SHORT PROBLEM:
Retype the listing character for character, starting at its first line and stopping after the line that contains "754, 359, 767]".

--- begin ---

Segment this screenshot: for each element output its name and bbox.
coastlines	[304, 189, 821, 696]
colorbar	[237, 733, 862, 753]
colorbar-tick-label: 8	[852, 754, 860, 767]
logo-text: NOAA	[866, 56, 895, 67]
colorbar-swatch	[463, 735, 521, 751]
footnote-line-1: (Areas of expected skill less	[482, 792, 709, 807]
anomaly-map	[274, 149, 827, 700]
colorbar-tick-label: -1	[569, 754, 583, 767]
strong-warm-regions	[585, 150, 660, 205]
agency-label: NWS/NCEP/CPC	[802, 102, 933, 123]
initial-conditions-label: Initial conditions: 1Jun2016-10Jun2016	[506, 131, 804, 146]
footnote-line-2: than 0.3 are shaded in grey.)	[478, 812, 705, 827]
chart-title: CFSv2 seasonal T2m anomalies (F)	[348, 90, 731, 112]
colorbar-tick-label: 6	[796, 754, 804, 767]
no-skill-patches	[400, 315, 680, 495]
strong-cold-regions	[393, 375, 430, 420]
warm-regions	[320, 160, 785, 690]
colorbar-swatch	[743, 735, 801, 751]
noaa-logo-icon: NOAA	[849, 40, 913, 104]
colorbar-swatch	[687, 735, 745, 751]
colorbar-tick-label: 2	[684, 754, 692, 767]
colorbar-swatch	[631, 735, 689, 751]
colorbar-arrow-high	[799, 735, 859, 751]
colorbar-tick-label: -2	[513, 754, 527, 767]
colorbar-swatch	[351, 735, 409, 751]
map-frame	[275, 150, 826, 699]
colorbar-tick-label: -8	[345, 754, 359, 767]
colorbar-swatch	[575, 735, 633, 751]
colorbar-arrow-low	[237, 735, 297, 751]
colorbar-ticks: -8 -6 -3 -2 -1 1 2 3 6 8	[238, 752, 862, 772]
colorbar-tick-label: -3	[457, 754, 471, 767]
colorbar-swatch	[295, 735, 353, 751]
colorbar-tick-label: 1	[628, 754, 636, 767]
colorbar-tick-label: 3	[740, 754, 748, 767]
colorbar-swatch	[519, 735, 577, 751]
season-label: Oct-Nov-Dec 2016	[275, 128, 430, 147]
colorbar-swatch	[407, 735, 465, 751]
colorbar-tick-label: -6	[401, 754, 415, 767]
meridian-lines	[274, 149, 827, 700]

--- end ---

THE ANSWER:
Segment this screenshot: for each element output its name and bbox.
coastlines	[304, 189, 821, 696]
colorbar	[237, 733, 862, 753]
colorbar-tick-label: 8	[852, 754, 860, 767]
logo-text: NOAA	[866, 56, 895, 67]
colorbar-swatch	[463, 735, 521, 751]
footnote-line-1: (Areas of expected skill less	[482, 792, 709, 807]
anomaly-map	[274, 149, 827, 700]
colorbar-tick-label: -1	[569, 754, 583, 767]
strong-warm-regions	[585, 150, 660, 205]
agency-label: NWS/NCEP/CPC	[802, 102, 933, 123]
initial-conditions-label: Initial conditions: 1Jun2016-10Jun2016	[506, 131, 804, 146]
footnote-line-2: than 0.3 are shaded in grey.)	[478, 812, 705, 827]
chart-title: CFSv2 seasonal T2m anomalies (F)	[348, 90, 731, 112]
colorbar-tick-label: 6	[796, 754, 804, 767]
no-skill-patches	[400, 315, 680, 495]
strong-cold-regions	[393, 375, 430, 420]
warm-regions	[320, 160, 785, 690]
colorbar-swatch	[743, 735, 801, 751]
noaa-logo-icon: NOAA	[849, 40, 913, 104]
colorbar-swatch	[687, 735, 745, 751]
colorbar-tick-label: 2	[684, 754, 692, 767]
colorbar-swatch	[631, 735, 689, 751]
colorbar-arrow-high	[799, 735, 859, 751]
colorbar-tick-label: -2	[513, 754, 527, 767]
colorbar-swatch	[351, 735, 409, 751]
map-frame	[275, 150, 826, 699]
colorbar-tick-label: -8	[345, 754, 359, 767]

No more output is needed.